— Dataset rows —

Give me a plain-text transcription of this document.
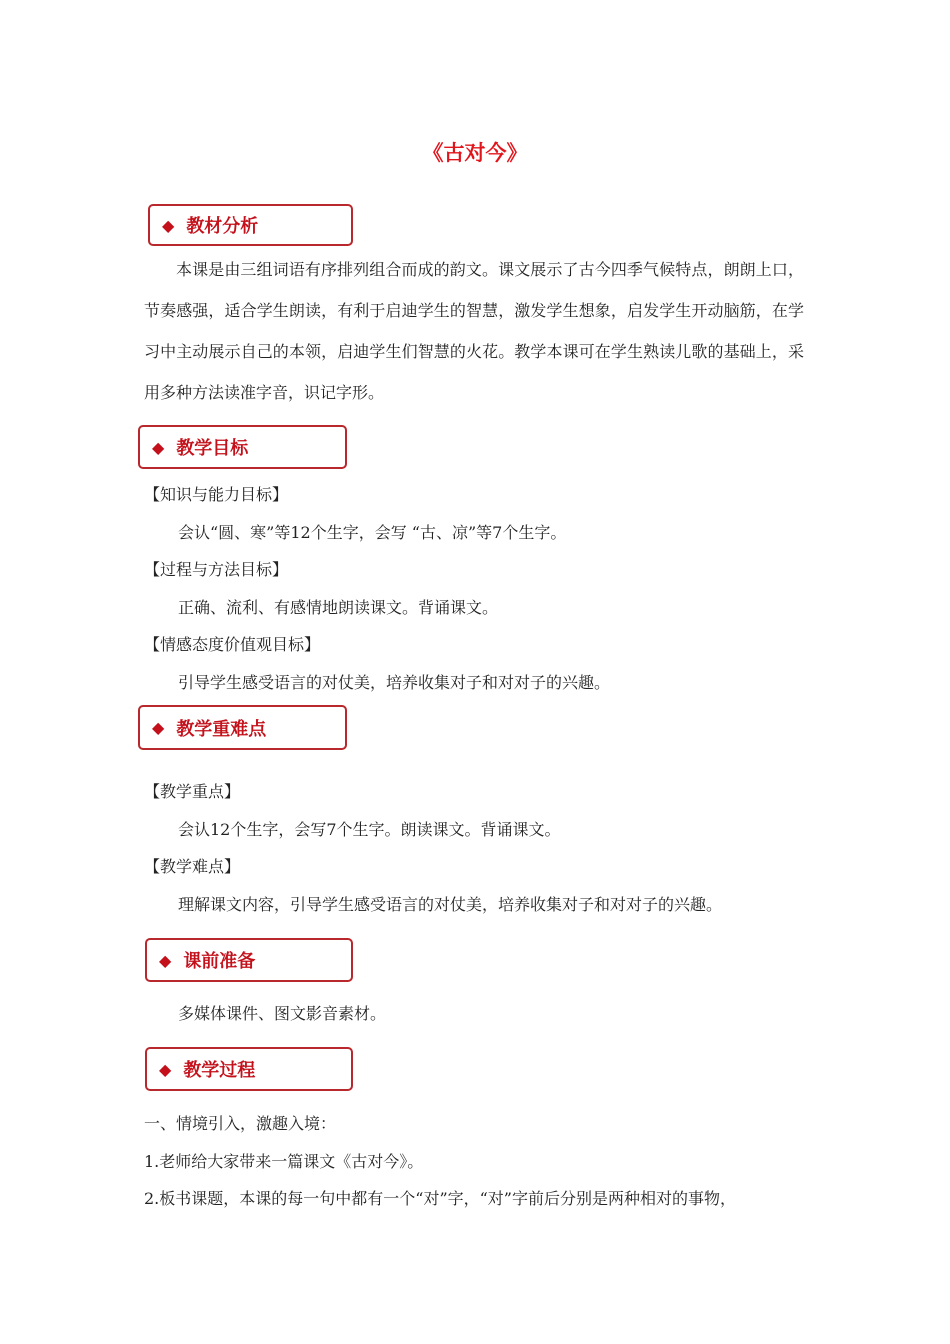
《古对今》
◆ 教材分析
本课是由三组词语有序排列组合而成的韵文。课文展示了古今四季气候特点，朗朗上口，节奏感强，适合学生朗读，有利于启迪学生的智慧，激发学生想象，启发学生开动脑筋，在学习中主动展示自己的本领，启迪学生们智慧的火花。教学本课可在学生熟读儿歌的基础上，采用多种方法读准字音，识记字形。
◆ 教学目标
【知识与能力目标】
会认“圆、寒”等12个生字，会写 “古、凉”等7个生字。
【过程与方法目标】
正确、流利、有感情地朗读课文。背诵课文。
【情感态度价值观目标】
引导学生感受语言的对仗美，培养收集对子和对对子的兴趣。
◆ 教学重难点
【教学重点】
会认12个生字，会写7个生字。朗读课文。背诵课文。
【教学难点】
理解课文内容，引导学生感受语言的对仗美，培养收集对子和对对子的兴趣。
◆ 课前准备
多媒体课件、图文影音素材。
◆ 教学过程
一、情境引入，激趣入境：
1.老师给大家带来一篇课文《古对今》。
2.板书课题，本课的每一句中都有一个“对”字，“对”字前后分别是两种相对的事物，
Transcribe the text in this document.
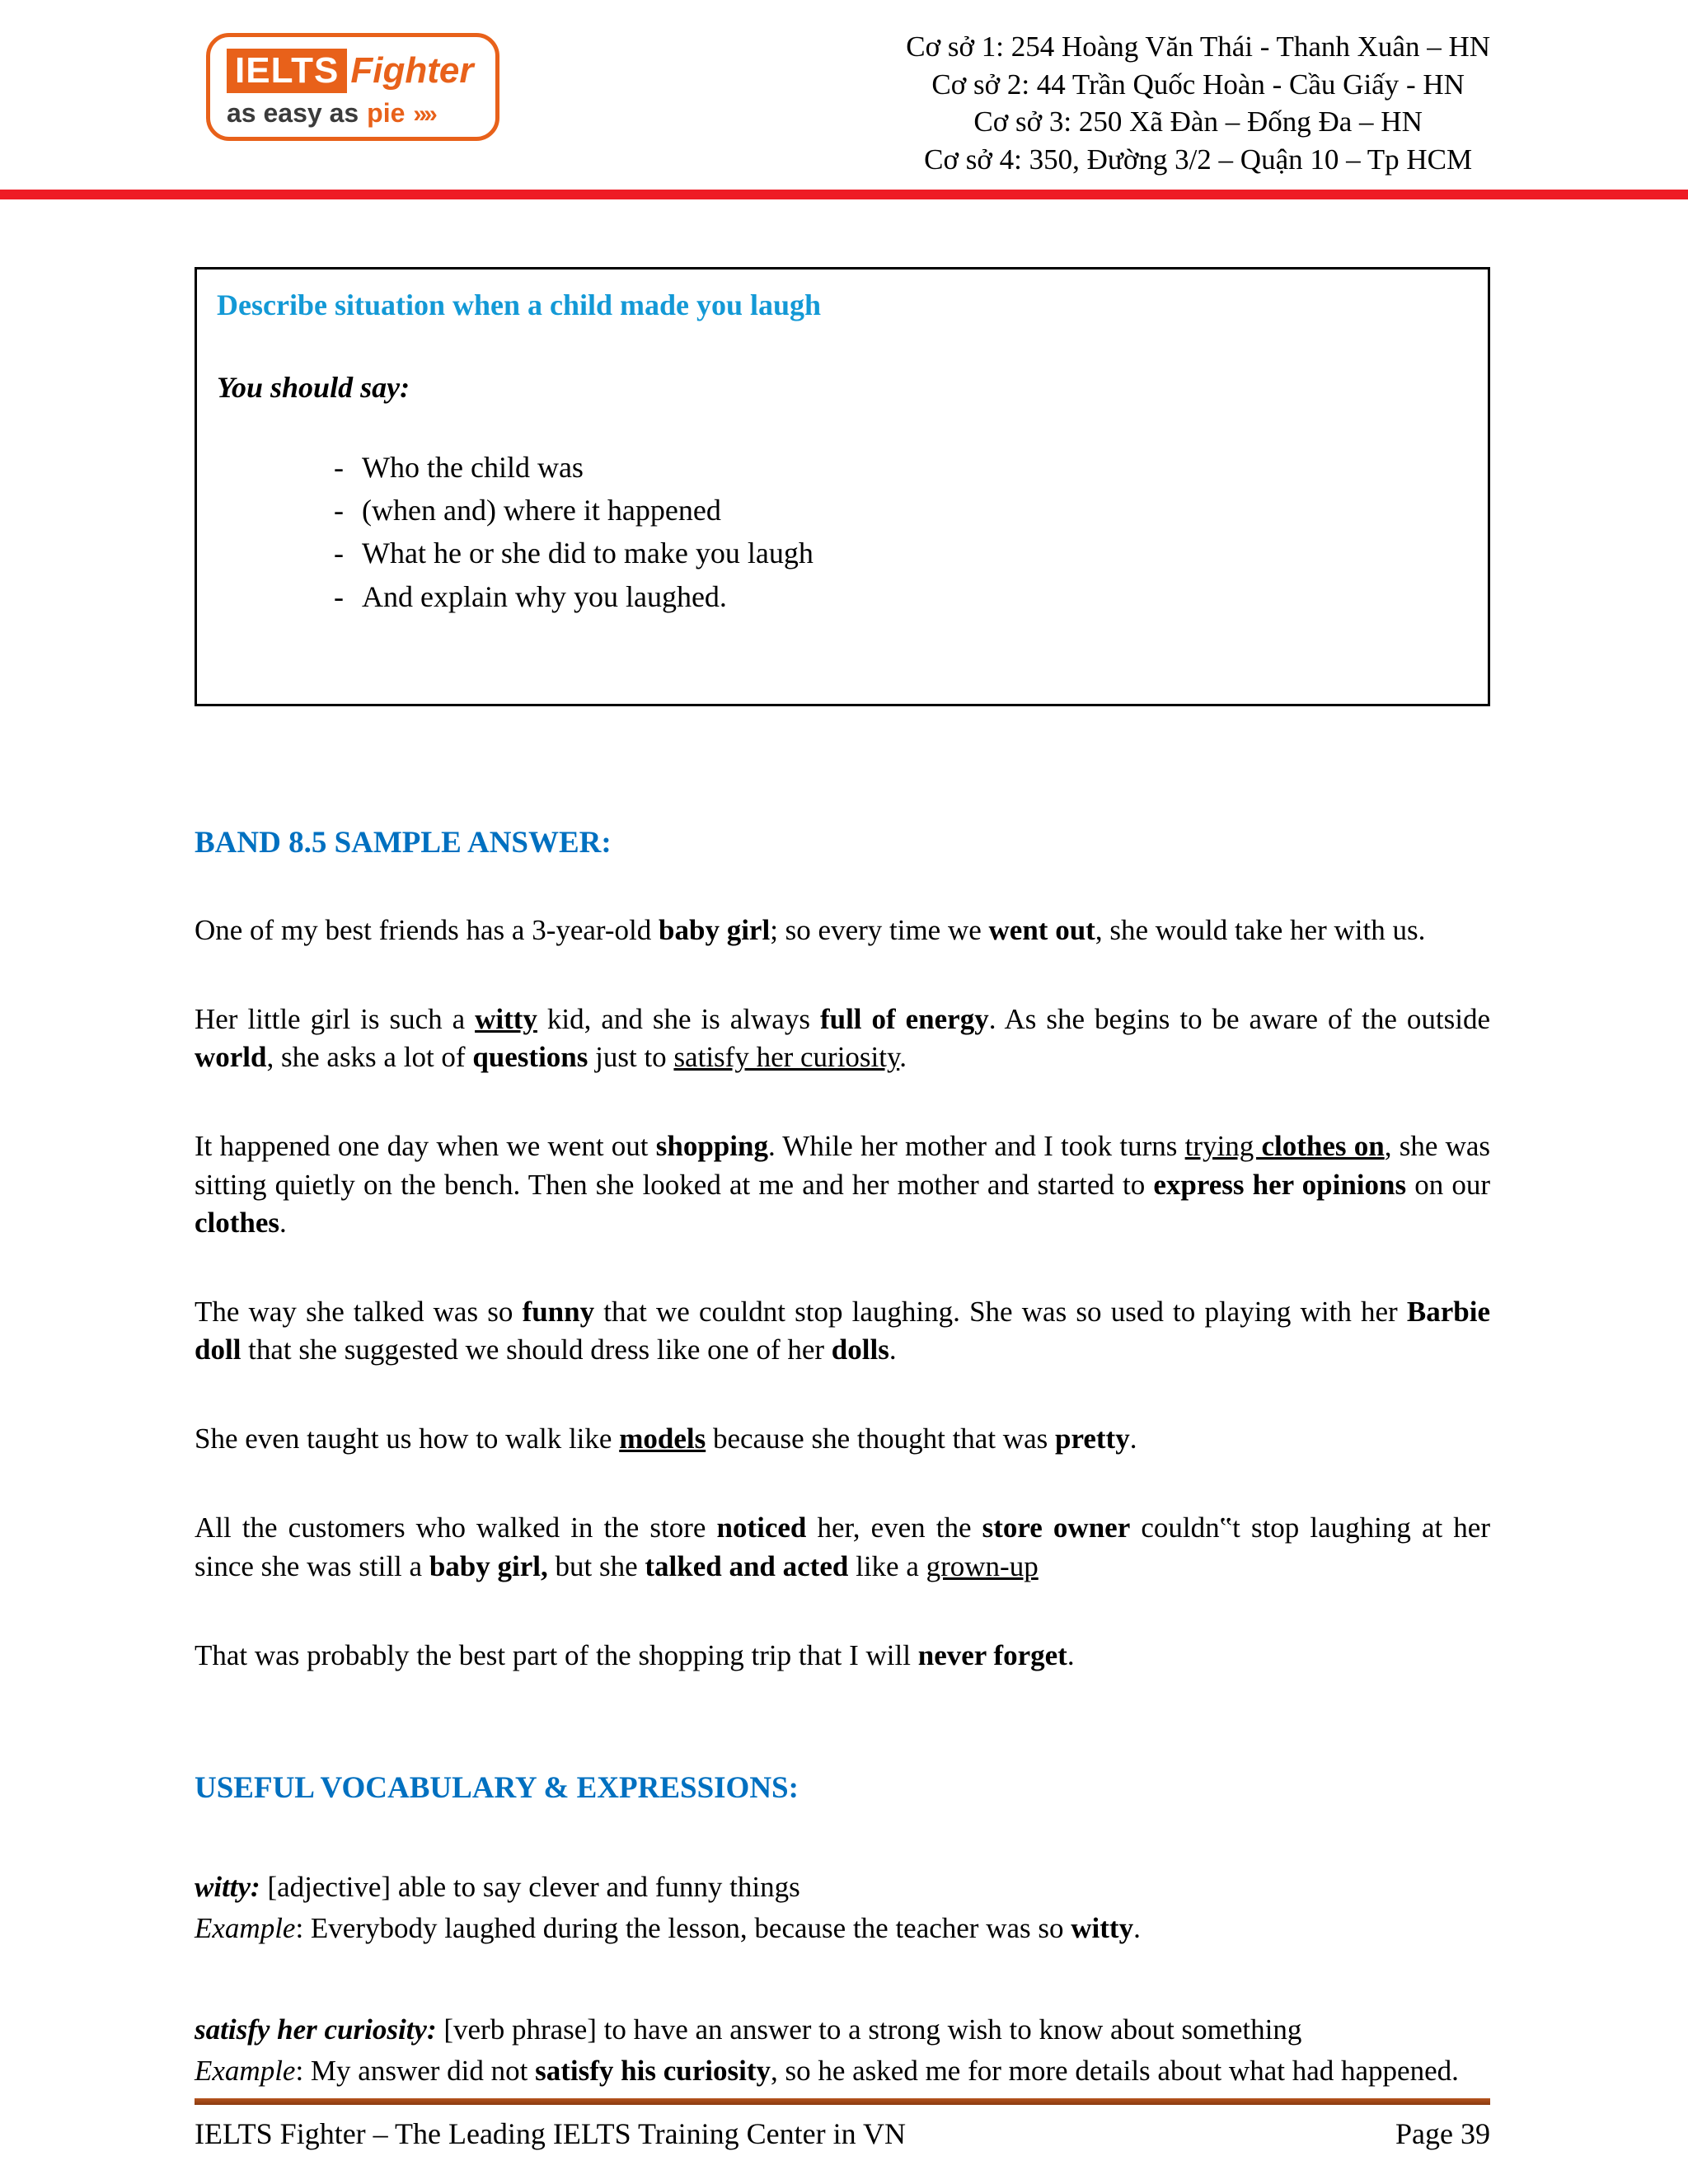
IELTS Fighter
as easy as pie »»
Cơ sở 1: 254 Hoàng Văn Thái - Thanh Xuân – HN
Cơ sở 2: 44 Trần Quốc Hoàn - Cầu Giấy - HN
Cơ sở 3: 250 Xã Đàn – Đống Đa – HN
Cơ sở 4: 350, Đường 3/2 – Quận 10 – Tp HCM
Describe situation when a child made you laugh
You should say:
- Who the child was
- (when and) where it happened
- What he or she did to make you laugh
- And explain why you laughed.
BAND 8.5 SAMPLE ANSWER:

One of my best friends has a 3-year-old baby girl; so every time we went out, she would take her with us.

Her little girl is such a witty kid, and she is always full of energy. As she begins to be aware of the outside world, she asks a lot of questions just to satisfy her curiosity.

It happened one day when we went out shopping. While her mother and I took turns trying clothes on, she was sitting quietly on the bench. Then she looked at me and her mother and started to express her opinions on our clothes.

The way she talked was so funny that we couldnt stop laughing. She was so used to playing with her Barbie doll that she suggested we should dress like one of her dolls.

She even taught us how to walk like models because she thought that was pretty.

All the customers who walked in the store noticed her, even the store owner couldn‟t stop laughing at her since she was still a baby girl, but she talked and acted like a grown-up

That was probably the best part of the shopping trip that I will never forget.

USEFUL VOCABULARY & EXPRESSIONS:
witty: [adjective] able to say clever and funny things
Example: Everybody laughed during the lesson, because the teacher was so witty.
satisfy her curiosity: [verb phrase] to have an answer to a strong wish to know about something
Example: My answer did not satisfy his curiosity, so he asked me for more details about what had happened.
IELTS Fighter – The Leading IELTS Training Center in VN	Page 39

— What you need to do —
Restate each line of the records exactly; pictures do not belong in the copy.

— Output of the task —
Give me a plain-text transcription of this document.
《古对今》
◆ 教材分析
本课是由三组词语有序排列组合而成的韵文。课文展示了古今四季气候特点，朗朗上口，节奏感强，适合学生朗读，有利于启迪学生的智慧，激发学生想象，启发学生开动脑筋，在学习中主动展示自己的本领，启迪学生们智慧的火花。教学本课可在学生熟读儿歌的基础上，采用多种方法读准字音，识记字形。
◆ 教学目标
【知识与能力目标】
会认“圆、寒”等12个生字，会写 “古、凉”等7个生字。
【过程与方法目标】
正确、流利、有感情地朗读课文。背诵课文。
【情感态度价值观目标】
引导学生感受语言的对仗美，培养收集对子和对对子的兴趣。
◆ 教学重难点
【教学重点】
会认12个生字，会写7个生字。朗读课文。背诵课文。
【教学难点】
理解课文内容，引导学生感受语言的对仗美，培养收集对子和对对子的兴趣。
◆ 课前准备
多媒体课件、图文影音素材。
◆ 教学过程
一、情境引入，激趣入境：
1.老师给大家带来一篇课文《古对今》。
2.板书课题，本课的每一句中都有一个“对”字，“对”字前后分别是两种相对的事物，
Transcribe the text in this document.
IELTS Fighter
as easy as pie »»
Cơ sở 1: 254 Hoàng Văn Thái - Thanh Xuân – HN
Cơ sở 2: 44 Trần Quốc Hoàn - Cầu Giấy - HN
Cơ sở 3: 250 Xã Đàn – Đống Đa – HN
Cơ sở 4: 350, Đường 3/2 – Quận 10 – Tp HCM
Describe situation when a child made you laugh
You should say:
- Who the child was
- (when and) where it happened
- What he or she did to make you laugh
- And explain why you laughed.
BAND 8.5 SAMPLE ANSWER:

One of my best friends has a 3-year-old baby girl; so every time we went out, she would take her with us.

Her little girl is such a witty kid, and she is always full of energy. As she begins to be aware of the outside world, she asks a lot of questions just to satisfy her curiosity.

It happened one day when we went out shopping. While her mother and I took turns trying clothes on, she was sitting quietly on the bench. Then she looked at me and her mother and started to express her opinions on our clothes.

The way she talked was so funny that we couldnt stop laughing. She was so used to playing with her Barbie doll that she suggested we should dress like one of her dolls.

She even taught us how to walk like models because she thought that was pretty.

All the customers who walked in the store noticed her, even the store owner couldn‟t stop laughing at her since she was still a baby girl, but she talked and acted like a grown-up

That was probably the best part of the shopping trip that I will never forget.

USEFUL VOCABULARY & EXPRESSIONS:
witty: [adjective] able to say clever and funny things
Example: Everybody laughed during the lesson, because the teacher was so witty.
satisfy her curiosity: [verb phrase] to have an answer to a strong wish to know about something
Example: My answer did not satisfy his curiosity, so he asked me for more details about what had happened.
IELTS Fighter – The Leading IELTS Training Center in VN	Page 39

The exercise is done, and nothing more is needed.